- **STATED PROBLEM**
Copy out every line containing the word "matter".

- **INFORMATION GIVEN**
◆ ◆ ◆ ◆ ◆

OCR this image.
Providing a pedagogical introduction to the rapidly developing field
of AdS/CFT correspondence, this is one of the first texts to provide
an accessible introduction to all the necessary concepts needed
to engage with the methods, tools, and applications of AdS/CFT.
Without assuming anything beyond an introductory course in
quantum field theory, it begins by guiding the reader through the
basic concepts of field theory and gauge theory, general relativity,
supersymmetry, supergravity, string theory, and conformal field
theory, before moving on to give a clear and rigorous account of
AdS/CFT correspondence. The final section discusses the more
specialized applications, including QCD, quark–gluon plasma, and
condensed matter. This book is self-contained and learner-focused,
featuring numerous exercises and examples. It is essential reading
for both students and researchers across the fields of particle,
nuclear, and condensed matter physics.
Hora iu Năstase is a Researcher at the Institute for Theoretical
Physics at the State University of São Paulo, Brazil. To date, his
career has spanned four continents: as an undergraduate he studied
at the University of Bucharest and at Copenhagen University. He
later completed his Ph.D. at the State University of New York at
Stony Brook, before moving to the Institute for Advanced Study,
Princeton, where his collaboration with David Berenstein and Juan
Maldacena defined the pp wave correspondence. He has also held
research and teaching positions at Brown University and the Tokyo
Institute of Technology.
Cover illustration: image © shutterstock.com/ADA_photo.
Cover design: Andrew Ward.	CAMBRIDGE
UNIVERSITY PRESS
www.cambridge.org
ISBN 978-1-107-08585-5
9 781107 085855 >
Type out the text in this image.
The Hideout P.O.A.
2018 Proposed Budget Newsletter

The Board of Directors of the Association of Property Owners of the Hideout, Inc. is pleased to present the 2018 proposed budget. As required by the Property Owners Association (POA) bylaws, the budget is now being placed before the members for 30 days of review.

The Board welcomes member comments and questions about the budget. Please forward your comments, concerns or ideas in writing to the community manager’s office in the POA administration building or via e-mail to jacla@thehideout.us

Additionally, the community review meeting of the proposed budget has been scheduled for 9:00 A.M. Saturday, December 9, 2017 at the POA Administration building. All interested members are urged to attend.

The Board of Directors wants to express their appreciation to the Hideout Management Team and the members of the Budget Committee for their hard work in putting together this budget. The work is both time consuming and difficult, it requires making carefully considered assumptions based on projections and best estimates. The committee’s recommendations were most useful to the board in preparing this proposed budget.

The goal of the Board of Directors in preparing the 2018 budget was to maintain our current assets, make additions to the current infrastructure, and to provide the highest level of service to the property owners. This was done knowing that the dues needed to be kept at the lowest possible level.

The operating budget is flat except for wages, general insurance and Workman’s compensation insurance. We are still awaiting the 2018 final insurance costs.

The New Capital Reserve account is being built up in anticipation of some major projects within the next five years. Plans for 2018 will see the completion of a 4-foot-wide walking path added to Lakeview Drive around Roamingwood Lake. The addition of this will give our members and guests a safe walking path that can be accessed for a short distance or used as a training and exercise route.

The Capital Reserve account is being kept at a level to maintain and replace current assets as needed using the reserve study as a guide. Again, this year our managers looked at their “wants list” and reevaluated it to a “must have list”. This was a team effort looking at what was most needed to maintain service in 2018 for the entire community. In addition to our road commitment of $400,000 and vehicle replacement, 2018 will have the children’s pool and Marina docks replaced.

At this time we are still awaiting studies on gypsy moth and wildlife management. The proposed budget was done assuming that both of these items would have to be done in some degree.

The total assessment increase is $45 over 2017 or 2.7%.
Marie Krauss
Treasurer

◆ ◆ ◆ ◆ ◆

- **WRITTEN SOLUTION**
condensed matter. This book is self-contained and learner-focused,
nuclear, and condensed matter physics.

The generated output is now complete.